┌──
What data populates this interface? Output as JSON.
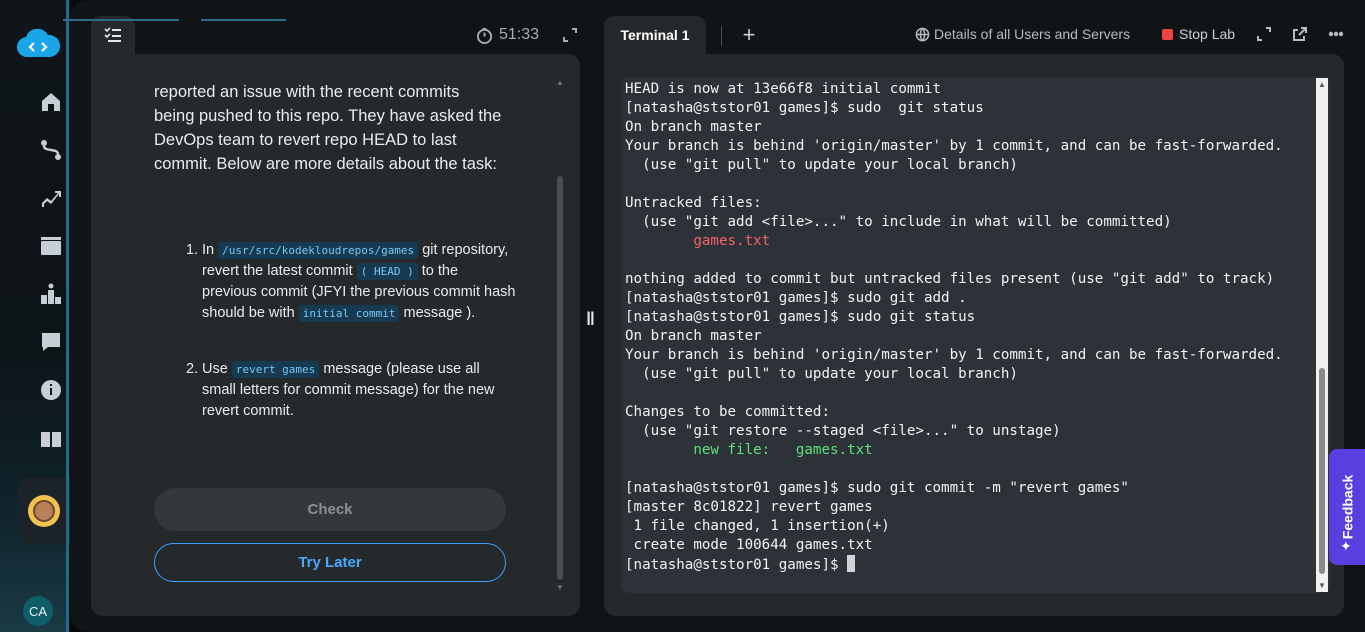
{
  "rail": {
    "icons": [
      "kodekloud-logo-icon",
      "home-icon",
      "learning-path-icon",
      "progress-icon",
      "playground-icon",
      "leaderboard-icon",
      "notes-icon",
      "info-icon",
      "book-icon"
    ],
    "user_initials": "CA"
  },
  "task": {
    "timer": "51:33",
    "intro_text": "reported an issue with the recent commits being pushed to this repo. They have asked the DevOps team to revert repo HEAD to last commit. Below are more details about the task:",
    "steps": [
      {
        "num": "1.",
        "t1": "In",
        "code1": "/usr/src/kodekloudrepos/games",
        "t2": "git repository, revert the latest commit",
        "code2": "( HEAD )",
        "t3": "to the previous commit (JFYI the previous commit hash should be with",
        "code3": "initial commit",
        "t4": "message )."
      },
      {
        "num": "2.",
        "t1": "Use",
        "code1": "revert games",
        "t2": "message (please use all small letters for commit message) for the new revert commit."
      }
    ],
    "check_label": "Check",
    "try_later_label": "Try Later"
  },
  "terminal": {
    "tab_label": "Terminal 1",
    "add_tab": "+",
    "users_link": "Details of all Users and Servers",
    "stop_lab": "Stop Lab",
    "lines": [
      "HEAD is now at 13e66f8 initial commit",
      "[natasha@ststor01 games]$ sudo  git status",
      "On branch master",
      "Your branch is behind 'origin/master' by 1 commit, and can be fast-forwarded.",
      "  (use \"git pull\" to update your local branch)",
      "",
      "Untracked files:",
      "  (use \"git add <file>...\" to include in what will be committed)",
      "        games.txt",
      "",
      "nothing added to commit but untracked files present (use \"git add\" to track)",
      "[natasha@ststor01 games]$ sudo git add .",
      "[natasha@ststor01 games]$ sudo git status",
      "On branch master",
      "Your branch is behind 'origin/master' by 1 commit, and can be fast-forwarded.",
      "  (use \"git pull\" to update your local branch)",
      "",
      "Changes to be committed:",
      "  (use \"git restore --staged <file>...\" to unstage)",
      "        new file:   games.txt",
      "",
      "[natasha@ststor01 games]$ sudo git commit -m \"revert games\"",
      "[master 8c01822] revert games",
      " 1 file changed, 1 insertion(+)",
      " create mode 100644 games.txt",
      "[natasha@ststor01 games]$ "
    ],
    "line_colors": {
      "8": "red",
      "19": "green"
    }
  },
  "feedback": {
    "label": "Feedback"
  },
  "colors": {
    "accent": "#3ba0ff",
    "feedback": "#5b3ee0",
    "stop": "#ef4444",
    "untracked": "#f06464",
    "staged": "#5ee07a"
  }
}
└──
┌──
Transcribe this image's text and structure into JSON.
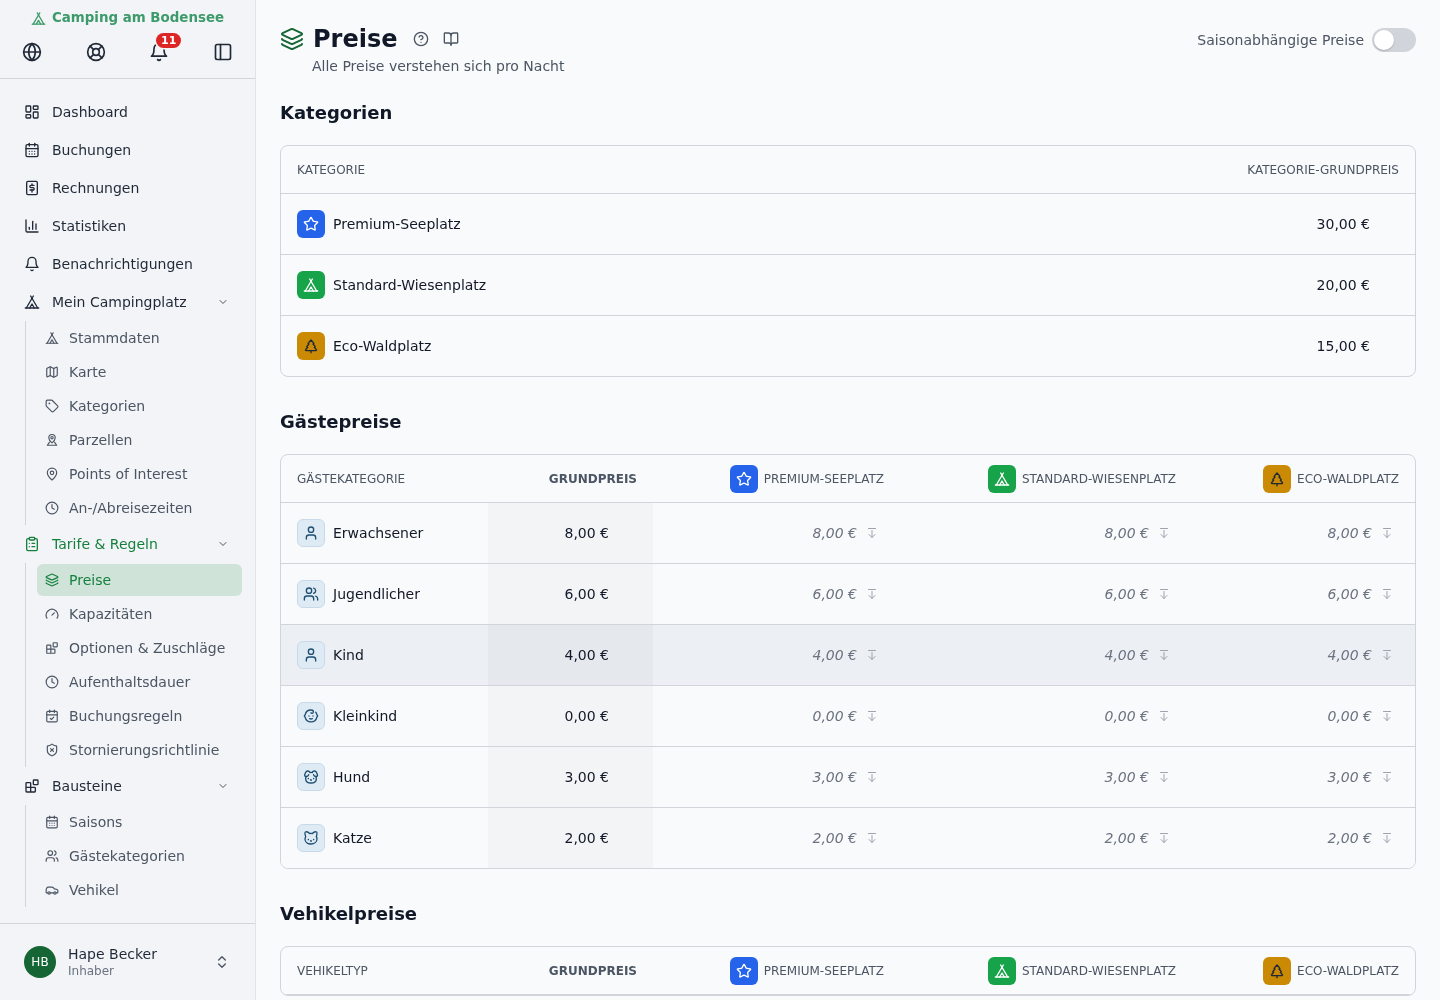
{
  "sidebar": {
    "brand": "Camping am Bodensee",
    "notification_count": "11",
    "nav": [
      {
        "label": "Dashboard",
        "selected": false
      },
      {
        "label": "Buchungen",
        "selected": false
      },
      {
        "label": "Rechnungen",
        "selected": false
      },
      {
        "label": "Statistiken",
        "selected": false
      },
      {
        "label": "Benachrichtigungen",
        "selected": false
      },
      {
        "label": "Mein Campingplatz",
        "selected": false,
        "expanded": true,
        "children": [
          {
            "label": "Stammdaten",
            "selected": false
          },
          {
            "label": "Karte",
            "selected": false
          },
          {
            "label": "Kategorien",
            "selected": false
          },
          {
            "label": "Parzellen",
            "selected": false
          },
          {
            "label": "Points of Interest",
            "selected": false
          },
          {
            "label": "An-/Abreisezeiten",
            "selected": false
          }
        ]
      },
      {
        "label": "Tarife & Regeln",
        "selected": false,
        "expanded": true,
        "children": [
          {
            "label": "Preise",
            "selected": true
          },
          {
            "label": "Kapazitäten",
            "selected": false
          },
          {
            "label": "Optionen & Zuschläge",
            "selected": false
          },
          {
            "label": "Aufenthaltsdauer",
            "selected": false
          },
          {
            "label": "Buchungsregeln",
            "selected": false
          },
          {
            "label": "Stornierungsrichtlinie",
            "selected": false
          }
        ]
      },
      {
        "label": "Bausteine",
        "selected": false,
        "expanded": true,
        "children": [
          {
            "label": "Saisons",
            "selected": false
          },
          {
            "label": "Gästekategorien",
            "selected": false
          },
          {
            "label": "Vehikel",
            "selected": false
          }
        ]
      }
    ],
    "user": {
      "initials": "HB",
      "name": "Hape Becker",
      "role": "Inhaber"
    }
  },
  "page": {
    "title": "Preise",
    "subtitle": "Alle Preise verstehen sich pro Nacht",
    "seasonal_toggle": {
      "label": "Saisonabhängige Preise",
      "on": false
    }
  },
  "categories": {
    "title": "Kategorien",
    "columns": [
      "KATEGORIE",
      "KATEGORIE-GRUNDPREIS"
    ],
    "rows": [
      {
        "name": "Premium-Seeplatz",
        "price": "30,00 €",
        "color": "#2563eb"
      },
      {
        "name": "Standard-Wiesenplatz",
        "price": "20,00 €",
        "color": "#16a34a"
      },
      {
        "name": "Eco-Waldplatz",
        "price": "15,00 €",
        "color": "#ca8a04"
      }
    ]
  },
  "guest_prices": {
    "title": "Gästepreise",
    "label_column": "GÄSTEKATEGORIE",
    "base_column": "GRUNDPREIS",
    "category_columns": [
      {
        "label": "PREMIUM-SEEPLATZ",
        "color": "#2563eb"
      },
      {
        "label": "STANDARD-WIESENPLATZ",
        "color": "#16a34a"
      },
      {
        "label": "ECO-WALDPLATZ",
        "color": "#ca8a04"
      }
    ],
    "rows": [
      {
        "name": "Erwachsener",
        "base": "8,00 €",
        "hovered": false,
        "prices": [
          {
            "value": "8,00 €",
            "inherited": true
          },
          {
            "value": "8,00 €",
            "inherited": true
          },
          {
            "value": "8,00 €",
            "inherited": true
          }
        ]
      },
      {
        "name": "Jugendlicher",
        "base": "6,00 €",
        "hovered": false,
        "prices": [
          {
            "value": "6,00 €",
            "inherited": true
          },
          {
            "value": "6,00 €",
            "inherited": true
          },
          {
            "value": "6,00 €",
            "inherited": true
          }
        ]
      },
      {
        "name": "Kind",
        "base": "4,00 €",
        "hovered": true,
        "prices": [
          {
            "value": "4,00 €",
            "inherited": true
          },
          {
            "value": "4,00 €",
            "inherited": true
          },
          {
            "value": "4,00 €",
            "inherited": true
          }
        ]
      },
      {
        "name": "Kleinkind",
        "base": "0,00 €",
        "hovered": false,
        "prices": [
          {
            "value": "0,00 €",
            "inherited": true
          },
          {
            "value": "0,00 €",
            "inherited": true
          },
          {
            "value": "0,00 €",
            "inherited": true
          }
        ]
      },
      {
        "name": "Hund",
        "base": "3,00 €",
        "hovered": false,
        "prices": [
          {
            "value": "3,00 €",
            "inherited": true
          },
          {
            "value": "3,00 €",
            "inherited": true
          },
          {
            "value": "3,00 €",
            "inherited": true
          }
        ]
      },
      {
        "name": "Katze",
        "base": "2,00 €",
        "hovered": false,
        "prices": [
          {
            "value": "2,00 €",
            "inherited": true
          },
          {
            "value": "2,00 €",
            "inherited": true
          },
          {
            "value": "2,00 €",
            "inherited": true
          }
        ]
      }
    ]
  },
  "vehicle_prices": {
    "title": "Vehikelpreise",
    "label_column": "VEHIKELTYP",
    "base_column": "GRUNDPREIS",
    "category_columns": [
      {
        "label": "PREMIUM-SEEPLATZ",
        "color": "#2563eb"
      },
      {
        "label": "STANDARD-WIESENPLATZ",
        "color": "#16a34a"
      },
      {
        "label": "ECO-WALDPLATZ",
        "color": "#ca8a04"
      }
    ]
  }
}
└──
**Written task:**
Go through the entries above and pull out each line with "status" in it.

**Exercise response:**
      "[natasha@ststor01 games]$ sudo  git status",
      "[natasha@ststor01 games]$ sudo git status",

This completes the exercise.